AIM - The records that follow must be reproduced in full, exactly as written.

___ STORED DATA

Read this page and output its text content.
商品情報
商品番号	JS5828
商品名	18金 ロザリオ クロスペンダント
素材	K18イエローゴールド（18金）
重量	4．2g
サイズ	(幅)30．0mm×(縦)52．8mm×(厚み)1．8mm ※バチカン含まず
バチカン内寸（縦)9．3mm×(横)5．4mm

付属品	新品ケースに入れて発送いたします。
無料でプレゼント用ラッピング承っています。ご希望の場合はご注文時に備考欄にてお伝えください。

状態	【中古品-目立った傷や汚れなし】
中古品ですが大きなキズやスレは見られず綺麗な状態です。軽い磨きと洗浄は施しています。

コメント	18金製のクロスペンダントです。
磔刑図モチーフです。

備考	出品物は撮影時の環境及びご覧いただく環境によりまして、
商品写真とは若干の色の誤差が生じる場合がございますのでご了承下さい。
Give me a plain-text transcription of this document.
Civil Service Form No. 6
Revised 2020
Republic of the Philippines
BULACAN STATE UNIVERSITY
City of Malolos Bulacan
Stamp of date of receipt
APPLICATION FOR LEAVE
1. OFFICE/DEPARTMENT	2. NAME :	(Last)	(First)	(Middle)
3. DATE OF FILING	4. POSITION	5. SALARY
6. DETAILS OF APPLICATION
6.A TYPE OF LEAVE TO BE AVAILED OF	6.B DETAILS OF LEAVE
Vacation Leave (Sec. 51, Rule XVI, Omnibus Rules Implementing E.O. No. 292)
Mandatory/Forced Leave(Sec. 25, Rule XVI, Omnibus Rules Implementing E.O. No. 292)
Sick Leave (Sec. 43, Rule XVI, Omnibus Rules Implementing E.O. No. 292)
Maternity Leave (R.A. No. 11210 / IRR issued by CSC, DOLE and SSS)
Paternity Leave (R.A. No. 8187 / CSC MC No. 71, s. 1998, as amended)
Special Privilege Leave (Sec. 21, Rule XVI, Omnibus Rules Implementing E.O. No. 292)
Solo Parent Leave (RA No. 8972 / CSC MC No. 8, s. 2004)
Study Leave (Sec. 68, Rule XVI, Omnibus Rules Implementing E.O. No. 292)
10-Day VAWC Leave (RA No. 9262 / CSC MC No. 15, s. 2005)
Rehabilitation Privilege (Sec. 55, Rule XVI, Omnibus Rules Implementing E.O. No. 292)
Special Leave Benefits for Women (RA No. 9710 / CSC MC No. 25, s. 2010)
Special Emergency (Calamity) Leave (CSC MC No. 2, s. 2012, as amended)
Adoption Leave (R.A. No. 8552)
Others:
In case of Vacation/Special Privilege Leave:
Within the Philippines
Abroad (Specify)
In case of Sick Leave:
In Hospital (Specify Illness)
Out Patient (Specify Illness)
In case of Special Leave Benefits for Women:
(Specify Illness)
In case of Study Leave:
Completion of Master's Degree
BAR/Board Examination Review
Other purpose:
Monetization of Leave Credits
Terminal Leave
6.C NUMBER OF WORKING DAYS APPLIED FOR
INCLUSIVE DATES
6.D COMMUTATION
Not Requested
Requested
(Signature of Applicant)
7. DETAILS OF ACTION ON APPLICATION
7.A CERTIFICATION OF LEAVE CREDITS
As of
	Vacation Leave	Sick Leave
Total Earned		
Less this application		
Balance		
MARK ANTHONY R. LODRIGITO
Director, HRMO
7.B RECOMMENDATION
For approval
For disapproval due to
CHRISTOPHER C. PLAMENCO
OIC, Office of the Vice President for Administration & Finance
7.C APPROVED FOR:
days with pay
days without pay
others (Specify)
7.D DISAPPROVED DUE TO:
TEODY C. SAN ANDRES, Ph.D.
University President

______

TASK ANSWER -
Read this page and output its text content.
商品情報
商品番号	JS5828
商品名	18金 ロザリオ クロスペンダント
素材	K18イエローゴールド（18金）
重量	4．2g
サイズ	(幅)30．0mm×(縦)52．8mm×(厚み)1．8mm ※バチカン含まず
バチカン内寸（縦)9．3mm×(横)5．4mm

付属品	新品ケースに入れて発送いたします。
無料でプレゼント用ラッピング承っています。ご希望の場合はご注文時に備考欄にてお伝えください。

状態	【中古品-目立った傷や汚れなし】
中古品ですが大きなキズやスレは見られず綺麗な状態です。軽い磨きと洗浄は施しています。

コメント	18金製のクロスペンダントです。
磔刑図モチーフです。

備考	出品物は撮影時の環境及びご覧いただく環境によりまして、
商品写真とは若干の色の誤差が生じる場合がございますのでご了承下さい。
Give me a plain-text transcription of this document.
Civil Service Form No. 6
Revised 2020
Republic of the Philippines
BULACAN STATE UNIVERSITY
City of Malolos Bulacan
Stamp of date of receipt
APPLICATION FOR LEAVE
1. OFFICE/DEPARTMENT	2. NAME :	(Last)	(First)	(Middle)
3. DATE OF FILING	4. POSITION	5. SALARY
6. DETAILS OF APPLICATION
6.A TYPE OF LEAVE TO BE AVAILED OF	6.B DETAILS OF LEAVE
Vacation Leave (Sec. 51, Rule XVI, Omnibus Rules Implementing E.O. No. 292)
Mandatory/Forced Leave(Sec. 25, Rule XVI, Omnibus Rules Implementing E.O. No. 292)
Sick Leave (Sec. 43, Rule XVI, Omnibus Rules Implementing E.O. No. 292)
Maternity Leave (R.A. No. 11210 / IRR issued by CSC, DOLE and SSS)
Paternity Leave (R.A. No. 8187 / CSC MC No. 71, s. 1998, as amended)
Special Privilege Leave (Sec. 21, Rule XVI, Omnibus Rules Implementing E.O. No. 292)
Solo Parent Leave (RA No. 8972 / CSC MC No. 8, s. 2004)
Study Leave (Sec. 68, Rule XVI, Omnibus Rules Implementing E.O. No. 292)
10-Day VAWC Leave (RA No. 9262 / CSC MC No. 15, s. 2005)
Rehabilitation Privilege (Sec. 55, Rule XVI, Omnibus Rules Implementing E.O. No. 292)
Special Leave Benefits for Women (RA No. 9710 / CSC MC No. 25, s. 2010)
Special Emergency (Calamity) Leave (CSC MC No. 2, s. 2012, as amended)
Adoption Leave (R.A. No. 8552)
Others:
In case of Vacation/Special Privilege Leave:
Within the Philippines
Abroad (Specify)
In case of Sick Leave:
In Hospital (Specify Illness)
Out Patient (Specify Illness)
In case of Special Leave Benefits for Women:
(Specify Illness)
In case of Study Leave:
Completion of Master's Degree
BAR/Board Examination Review
Other purpose:
Monetization of Leave Credits
Terminal Leave
6.C NUMBER OF WORKING DAYS APPLIED FOR
INCLUSIVE DATES
6.D COMMUTATION
Not Requested
Requested
(Signature of Applicant)
7. DETAILS OF ACTION ON APPLICATION
7.A CERTIFICATION OF LEAVE CREDITS
As of
	Vacation Leave	Sick Leave
Total Earned		
Less this application		
Balance		
MARK ANTHONY R. LODRIGITO
Director, HRMO
7.B RECOMMENDATION
For approval
For disapproval due to
CHRISTOPHER C. PLAMENCO
OIC, Office of the Vice President for Administration & Finance
7.C APPROVED FOR:
days with pay
days without pay
others (Specify)
7.D DISAPPROVED DUE TO:
TEODY C. SAN ANDRES, Ph.D.
University President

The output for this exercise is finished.